Collected data entries:
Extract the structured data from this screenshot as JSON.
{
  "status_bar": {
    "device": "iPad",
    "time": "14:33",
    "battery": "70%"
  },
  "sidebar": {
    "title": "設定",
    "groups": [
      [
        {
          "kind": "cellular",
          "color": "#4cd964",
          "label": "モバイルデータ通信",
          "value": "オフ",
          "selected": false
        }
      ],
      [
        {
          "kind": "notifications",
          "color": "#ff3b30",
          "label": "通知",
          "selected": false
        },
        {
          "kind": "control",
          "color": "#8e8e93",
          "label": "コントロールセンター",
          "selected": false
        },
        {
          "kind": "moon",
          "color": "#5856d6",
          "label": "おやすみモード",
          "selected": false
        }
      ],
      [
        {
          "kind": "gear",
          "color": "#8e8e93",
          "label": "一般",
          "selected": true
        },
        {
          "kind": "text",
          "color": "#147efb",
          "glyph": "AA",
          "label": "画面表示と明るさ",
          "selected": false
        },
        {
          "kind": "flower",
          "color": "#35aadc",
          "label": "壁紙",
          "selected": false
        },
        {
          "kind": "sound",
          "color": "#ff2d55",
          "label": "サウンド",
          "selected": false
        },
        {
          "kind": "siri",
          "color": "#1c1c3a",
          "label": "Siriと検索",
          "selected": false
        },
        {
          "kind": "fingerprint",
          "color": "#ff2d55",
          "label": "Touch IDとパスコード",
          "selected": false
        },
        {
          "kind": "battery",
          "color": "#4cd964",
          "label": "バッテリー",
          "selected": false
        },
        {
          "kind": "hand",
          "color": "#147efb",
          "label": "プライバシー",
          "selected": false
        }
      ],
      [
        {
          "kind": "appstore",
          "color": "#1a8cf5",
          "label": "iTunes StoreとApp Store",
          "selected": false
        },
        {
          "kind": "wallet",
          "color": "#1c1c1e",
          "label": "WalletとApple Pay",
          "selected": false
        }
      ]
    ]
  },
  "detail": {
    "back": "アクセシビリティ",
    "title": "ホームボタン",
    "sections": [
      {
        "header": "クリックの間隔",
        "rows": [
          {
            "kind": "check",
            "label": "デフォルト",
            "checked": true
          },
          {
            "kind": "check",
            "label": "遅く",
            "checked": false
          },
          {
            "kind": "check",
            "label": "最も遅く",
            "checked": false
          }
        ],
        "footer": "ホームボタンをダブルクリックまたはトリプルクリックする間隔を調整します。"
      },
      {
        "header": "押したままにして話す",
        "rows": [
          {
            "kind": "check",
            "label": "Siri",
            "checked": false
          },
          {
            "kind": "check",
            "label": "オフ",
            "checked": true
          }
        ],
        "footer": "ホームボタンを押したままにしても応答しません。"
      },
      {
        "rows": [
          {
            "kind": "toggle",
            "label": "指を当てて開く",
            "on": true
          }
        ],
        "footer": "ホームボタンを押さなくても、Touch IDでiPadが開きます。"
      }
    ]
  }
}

TASK DETAILS: Take the entries above and transcribe them exactly.

THE ANSWER:
Extract the structured data from this screenshot as JSON.
{
  "status_bar": {
    "device": "iPad",
    "time": "14:33",
    "battery": "70%"
  },
  "sidebar": {
    "title": "設定",
    "groups": [
      [
        {
          "kind": "cellular",
          "color": "#4cd964",
          "label": "モバイルデータ通信",
          "value": "オフ",
          "selected": false
        }
      ],
      [
        {
          "kind": "notifications",
          "color": "#ff3b30",
          "label": "通知",
          "selected": false
        },
        {
          "kind": "control",
          "color": "#8e8e93",
          "label": "コントロールセンター",
          "selected": false
        },
        {
          "kind": "moon",
          "color": "#5856d6",
          "label": "おやすみモード",
          "selected": false
        }
      ],
      [
        {
          "kind": "gear",
          "color": "#8e8e93",
          "label": "一般",
          "selected": true
        },
        {
          "kind": "text",
          "color": "#147efb",
          "glyph": "AA",
          "label": "画面表示と明るさ",
          "selected": false
        },
        {
          "kind": "flower",
          "color": "#35aadc",
          "label": "壁紙",
          "selected": false
        },
        {
          "kind": "sound",
          "color": "#ff2d55",
          "label": "サウンド",
          "selected": false
        },
        {
          "kind": "siri",
          "color": "#1c1c3a",
          "label": "Siriと検索",
          "selected": false
        },
        {
          "kind": "fingerprint",
          "color": "#ff2d55",
          "label": "Touch IDとパスコード",
          "selected": false
        },
        {
          "kind": "battery",
          "color": "#4cd964",
          "label": "バッテリー",
          "selected": false
        },
        {
          "kind": "hand",
          "color": "#147efb",
          "label": "プライバシー",
          "selected": false
        }
      ],
      [
        {
          "kind": "appstore",
          "color": "#1a8cf5",
          "label": "iTunes StoreとApp Store",
          "selected": false
        },
        {
          "kind": "wallet",
          "color": "#1c1c1e",
          "label": "WalletとApple Pay",
          "selected": false
        }
      ]
    ]
  },
  "detail": {
    "back": "アクセシビリティ",
    "title": "ホームボタン",
    "sections": [
      {
        "header": "クリックの間隔",
        "rows": [
          {
            "kind": "check",
            "label": "デフォルト",
            "checked": true
          },
          {
            "kind": "check",
            "label": "遅く",
            "checked": false
          },
          {
            "kind": "check",
            "label": "最も遅く",
            "checked": false
          }
        ],
        "footer": "ホームボタンをダブルクリックまたはトリプルクリックする間隔を調整します。"
      },
      {
        "header": "押したままにして話す",
        "rows": [
          {
            "kind": "check",
            "label": "Siri",
            "checked": false
          },
          {
            "kind": "check",
            "label": "オフ",
            "checked": true
          }
        ],
        "footer": "ホームボタンを押したままにしても応答しません。"
      },
      {
        "rows": [
          {
            "kind": "toggle",
            "label": "指を当てて開く",
            "on": true
          }
        ],
        "footer": "ホームボタンを押さなくても、Touch IDでiPadが開きます。"
      }
    ]
  }
}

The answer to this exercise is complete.